··· EXERCISE INPUT ···

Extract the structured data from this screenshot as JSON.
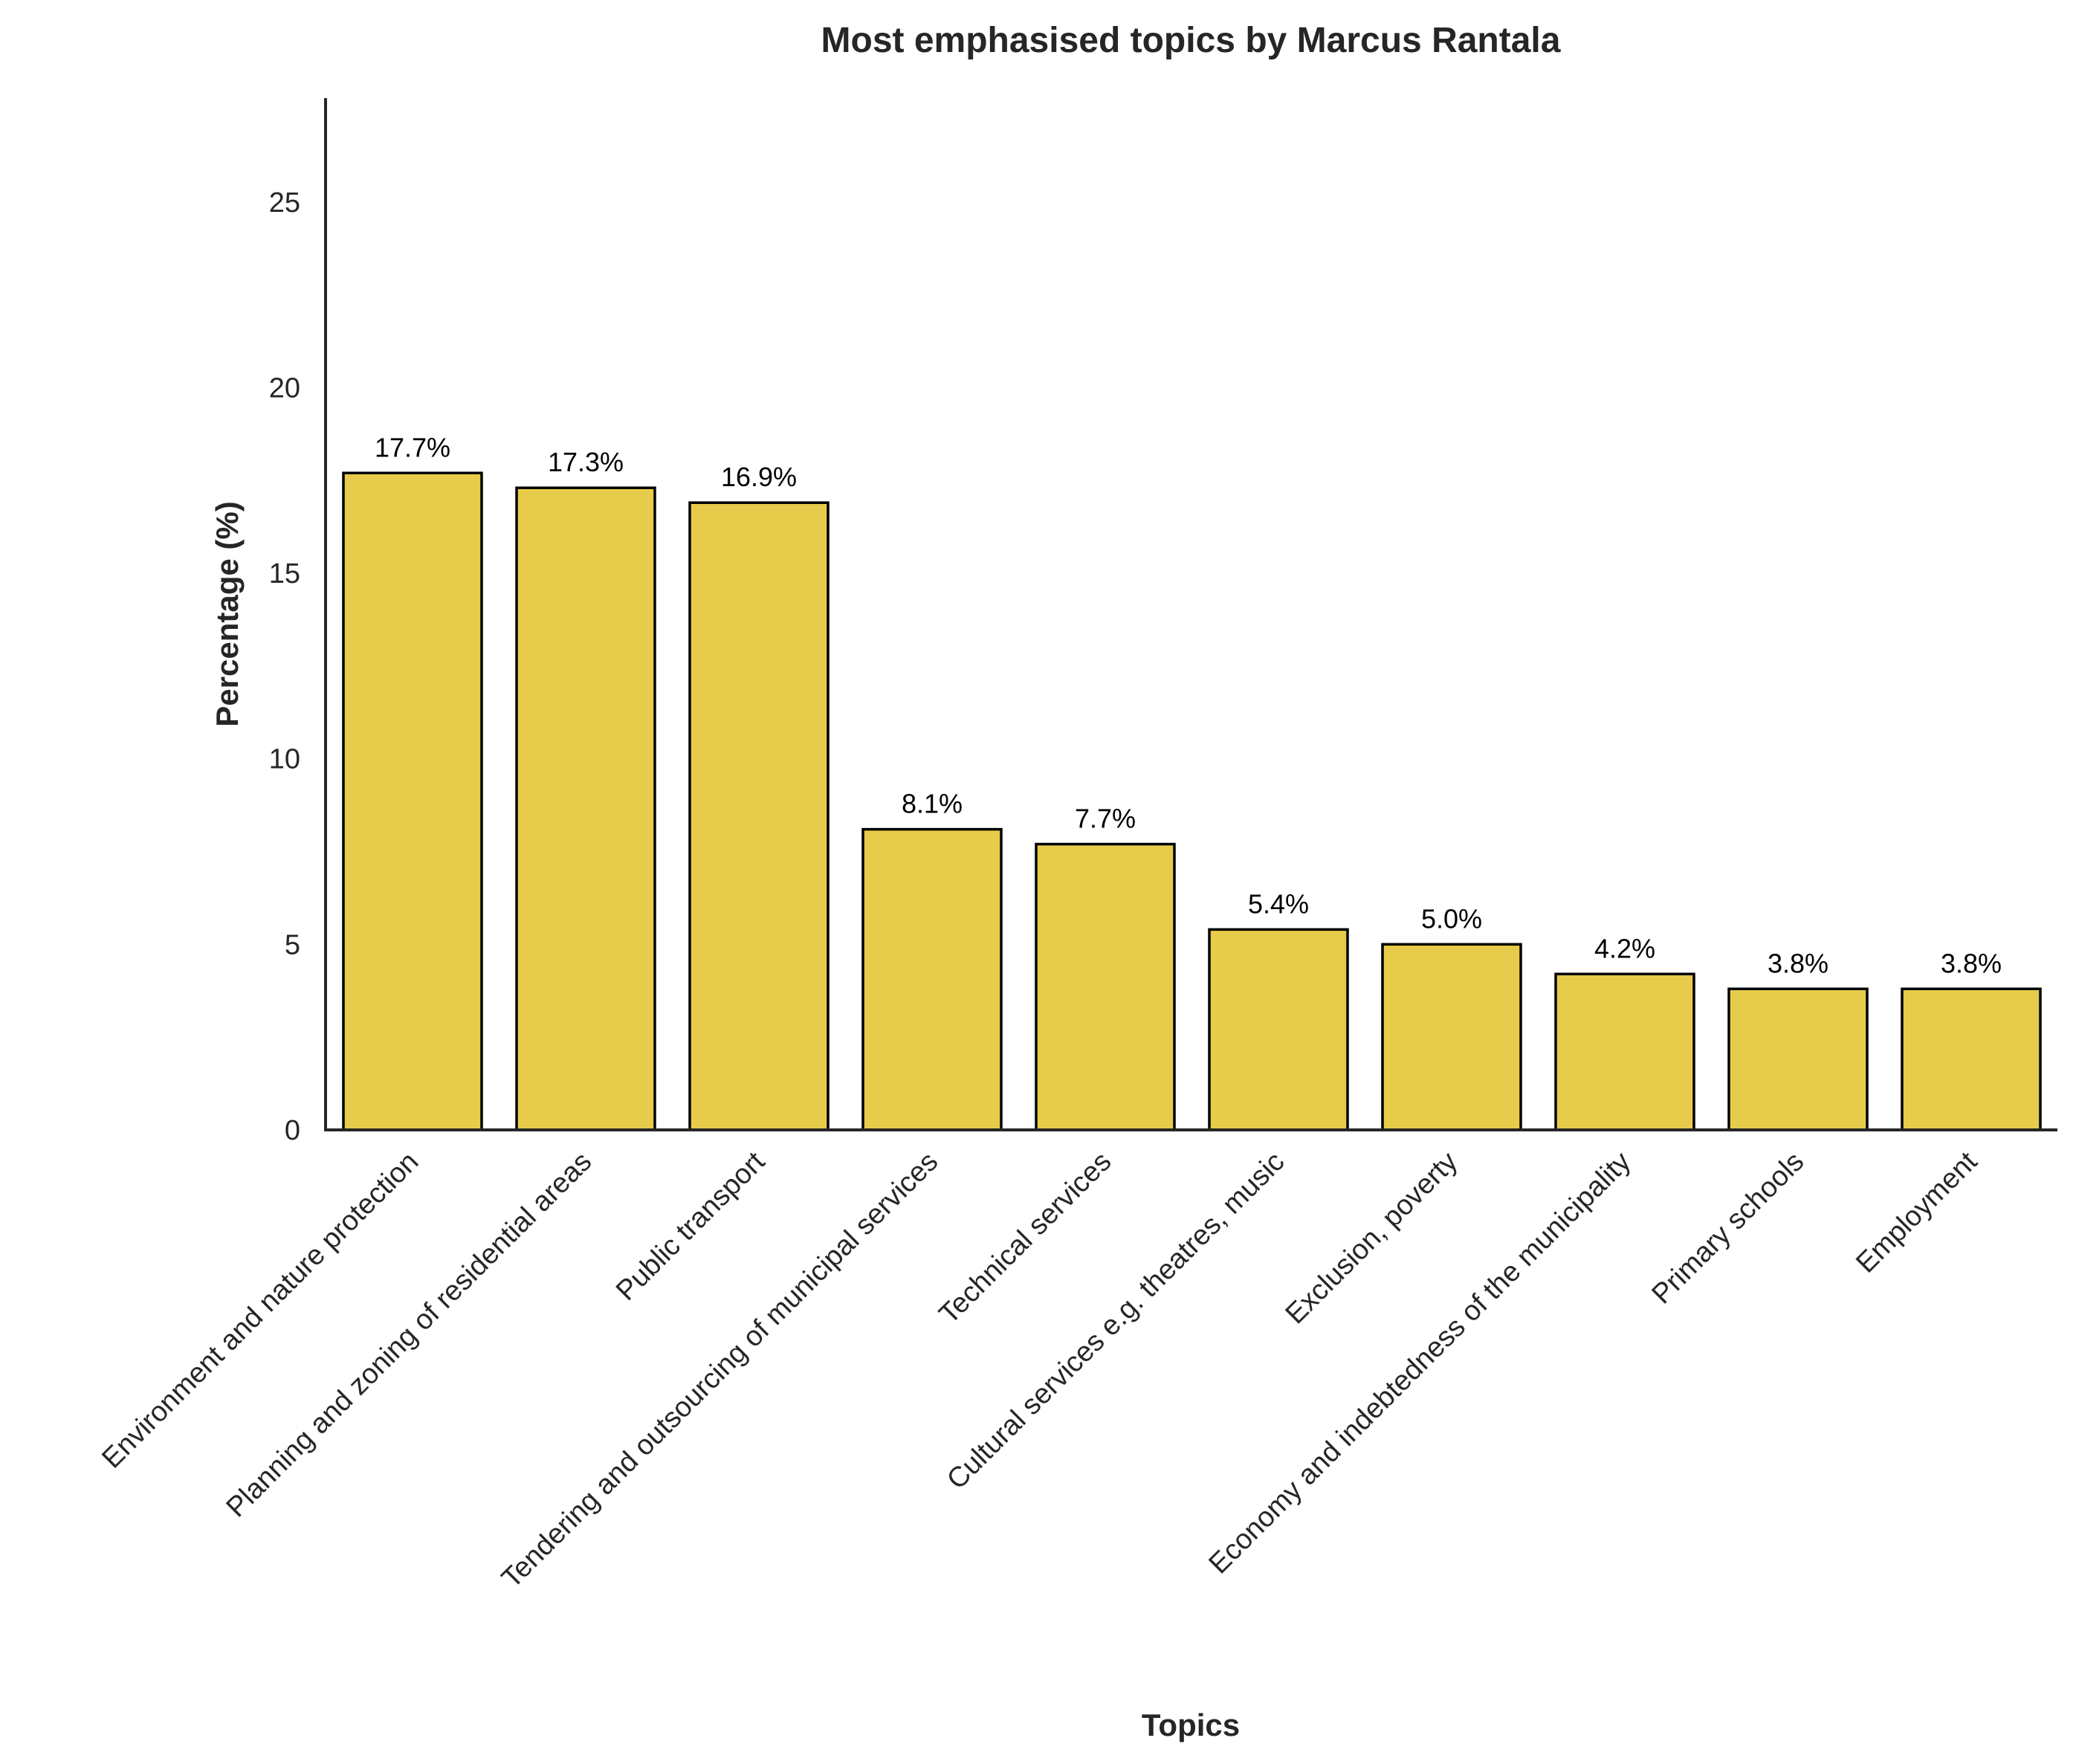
{
  "chart_data": {
    "type": "bar",
    "title": "Most emphasised topics by Marcus Rantala",
    "xlabel": "Topics",
    "ylabel": "Percentage (%)",
    "categories": [
      "Environment and nature protection",
      "Planning and zoning of residential areas",
      "Public transport",
      "Tendering and outsourcing of municipal services",
      "Technical services",
      "Cultural services e.g. theatres, music",
      "Exclusion, poverty",
      "Economy and indebtedness of the municipality",
      "Primary schools",
      "Employment"
    ],
    "values": [
      17.7,
      17.3,
      16.9,
      8.1,
      7.7,
      5.4,
      5.0,
      4.2,
      3.8,
      3.8
    ],
    "data_labels": [
      "17.7%",
      "17.3%",
      "16.9%",
      "8.1%",
      "7.7%",
      "5.4%",
      "5.0%",
      "4.2%",
      "3.8%",
      "3.8%"
    ],
    "ylim": [
      0,
      27.8
    ],
    "yticks": [
      0,
      5,
      10,
      15,
      20,
      25
    ],
    "ytick_labels": [
      "0",
      "5",
      "10",
      "15",
      "20",
      "25"
    ],
    "grid": false,
    "legend": "none",
    "bar_color": "#e6cc4a",
    "bar_edge_color": "#000000"
  }
}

···

- _GIVEN REQUEST_
Write the full listing out again with every line unchanged, but include no pictures.

- _PROBLEM SOLUTION_
Extract the structured data from this screenshot as JSON.
{
  "chart_data": {
    "type": "bar",
    "title": "Most emphasised topics by Marcus Rantala",
    "xlabel": "Topics",
    "ylabel": "Percentage (%)",
    "categories": [
      "Environment and nature protection",
      "Planning and zoning of residential areas",
      "Public transport",
      "Tendering and outsourcing of municipal services",
      "Technical services",
      "Cultural services e.g. theatres, music",
      "Exclusion, poverty",
      "Economy and indebtedness of the municipality",
      "Primary schools",
      "Employment"
    ],
    "values": [
      17.7,
      17.3,
      16.9,
      8.1,
      7.7,
      5.4,
      5.0,
      4.2,
      3.8,
      3.8
    ],
    "data_labels": [
      "17.7%",
      "17.3%",
      "16.9%",
      "8.1%",
      "7.7%",
      "5.4%",
      "5.0%",
      "4.2%",
      "3.8%",
      "3.8%"
    ],
    "ylim": [
      0,
      27.8
    ],
    "yticks": [
      0,
      5,
      10,
      15,
      20,
      25
    ],
    "ytick_labels": [
      "0",
      "5",
      "10",
      "15",
      "20",
      "25"
    ],
    "grid": false,
    "legend": "none",
    "bar_color": "#e6cc4a",
    "bar_edge_color": "#000000"
  }
}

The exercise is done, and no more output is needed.